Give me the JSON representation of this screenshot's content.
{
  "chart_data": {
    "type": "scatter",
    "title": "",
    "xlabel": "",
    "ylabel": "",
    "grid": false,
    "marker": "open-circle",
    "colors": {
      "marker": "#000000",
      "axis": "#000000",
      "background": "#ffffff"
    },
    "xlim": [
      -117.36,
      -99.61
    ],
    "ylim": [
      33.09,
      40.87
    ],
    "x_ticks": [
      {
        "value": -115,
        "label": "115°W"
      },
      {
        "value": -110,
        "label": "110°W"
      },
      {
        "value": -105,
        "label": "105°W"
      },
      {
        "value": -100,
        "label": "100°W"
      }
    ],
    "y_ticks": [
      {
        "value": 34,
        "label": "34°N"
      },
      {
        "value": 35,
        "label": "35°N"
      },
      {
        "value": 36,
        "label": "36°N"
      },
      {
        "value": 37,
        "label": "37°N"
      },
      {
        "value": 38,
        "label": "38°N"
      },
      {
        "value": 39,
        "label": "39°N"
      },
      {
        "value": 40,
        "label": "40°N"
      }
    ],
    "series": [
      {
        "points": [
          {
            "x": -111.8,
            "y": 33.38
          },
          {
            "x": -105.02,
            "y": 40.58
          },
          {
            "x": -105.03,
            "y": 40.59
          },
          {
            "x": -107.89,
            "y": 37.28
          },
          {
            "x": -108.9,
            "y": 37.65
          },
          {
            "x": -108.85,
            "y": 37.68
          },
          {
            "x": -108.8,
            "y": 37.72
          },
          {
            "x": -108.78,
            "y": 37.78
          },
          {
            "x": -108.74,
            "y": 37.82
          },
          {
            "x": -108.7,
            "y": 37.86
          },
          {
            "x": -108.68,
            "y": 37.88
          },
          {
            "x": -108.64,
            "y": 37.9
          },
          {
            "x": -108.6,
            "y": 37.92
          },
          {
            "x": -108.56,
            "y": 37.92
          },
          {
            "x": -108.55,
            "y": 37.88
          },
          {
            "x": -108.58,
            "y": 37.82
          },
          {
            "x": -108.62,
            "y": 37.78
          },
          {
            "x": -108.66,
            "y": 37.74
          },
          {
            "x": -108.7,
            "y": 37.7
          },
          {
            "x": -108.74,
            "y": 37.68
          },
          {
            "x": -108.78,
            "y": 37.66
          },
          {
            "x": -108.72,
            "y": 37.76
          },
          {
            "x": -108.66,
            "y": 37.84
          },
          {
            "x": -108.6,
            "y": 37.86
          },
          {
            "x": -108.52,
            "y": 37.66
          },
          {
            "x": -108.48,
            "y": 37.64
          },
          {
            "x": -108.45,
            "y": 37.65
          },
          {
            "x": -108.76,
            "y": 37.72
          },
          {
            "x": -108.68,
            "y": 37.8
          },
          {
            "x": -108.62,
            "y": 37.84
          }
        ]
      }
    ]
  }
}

☆ ☆ ☆ ☆ ☆

PROBLEM TO SOLVE: Restate the whole listing exactly, leaving out nothing.

RESULT:
Give me the JSON representation of this screenshot's content.
{
  "chart_data": {
    "type": "scatter",
    "title": "",
    "xlabel": "",
    "ylabel": "",
    "grid": false,
    "marker": "open-circle",
    "colors": {
      "marker": "#000000",
      "axis": "#000000",
      "background": "#ffffff"
    },
    "xlim": [
      -117.36,
      -99.61
    ],
    "ylim": [
      33.09,
      40.87
    ],
    "x_ticks": [
      {
        "value": -115,
        "label": "115°W"
      },
      {
        "value": -110,
        "label": "110°W"
      },
      {
        "value": -105,
        "label": "105°W"
      },
      {
        "value": -100,
        "label": "100°W"
      }
    ],
    "y_ticks": [
      {
        "value": 34,
        "label": "34°N"
      },
      {
        "value": 35,
        "label": "35°N"
      },
      {
        "value": 36,
        "label": "36°N"
      },
      {
        "value": 37,
        "label": "37°N"
      },
      {
        "value": 38,
        "label": "38°N"
      },
      {
        "value": 39,
        "label": "39°N"
      },
      {
        "value": 40,
        "label": "40°N"
      }
    ],
    "series": [
      {
        "points": [
          {
            "x": -111.8,
            "y": 33.38
          },
          {
            "x": -105.02,
            "y": 40.58
          },
          {
            "x": -105.03,
            "y": 40.59
          },
          {
            "x": -107.89,
            "y": 37.28
          },
          {
            "x": -108.9,
            "y": 37.65
          },
          {
            "x": -108.85,
            "y": 37.68
          },
          {
            "x": -108.8,
            "y": 37.72
          },
          {
            "x": -108.78,
            "y": 37.78
          },
          {
            "x": -108.74,
            "y": 37.82
          },
          {
            "x": -108.7,
            "y": 37.86
          },
          {
            "x": -108.68,
            "y": 37.88
          },
          {
            "x": -108.64,
            "y": 37.9
          },
          {
            "x": -108.6,
            "y": 37.92
          },
          {
            "x": -108.56,
            "y": 37.92
          },
          {
            "x": -108.55,
            "y": 37.88
          },
          {
            "x": -108.58,
            "y": 37.82
          },
          {
            "x": -108.62,
            "y": 37.78
          },
          {
            "x": -108.66,
            "y": 37.74
          },
          {
            "x": -108.7,
            "y": 37.7
          },
          {
            "x": -108.74,
            "y": 37.68
          },
          {
            "x": -108.78,
            "y": 37.66
          },
          {
            "x": -108.72,
            "y": 37.76
          },
          {
            "x": -108.66,
            "y": 37.84
          },
          {
            "x": -108.6,
            "y": 37.86
          },
          {
            "x": -108.52,
            "y": 37.66
          },
          {
            "x": -108.48,
            "y": 37.64
          },
          {
            "x": -108.45,
            "y": 37.65
          },
          {
            "x": -108.76,
            "y": 37.72
          },
          {
            "x": -108.68,
            "y": 37.8
          },
          {
            "x": -108.62,
            "y": 37.84
          }
        ]
      }
    ]
  }
}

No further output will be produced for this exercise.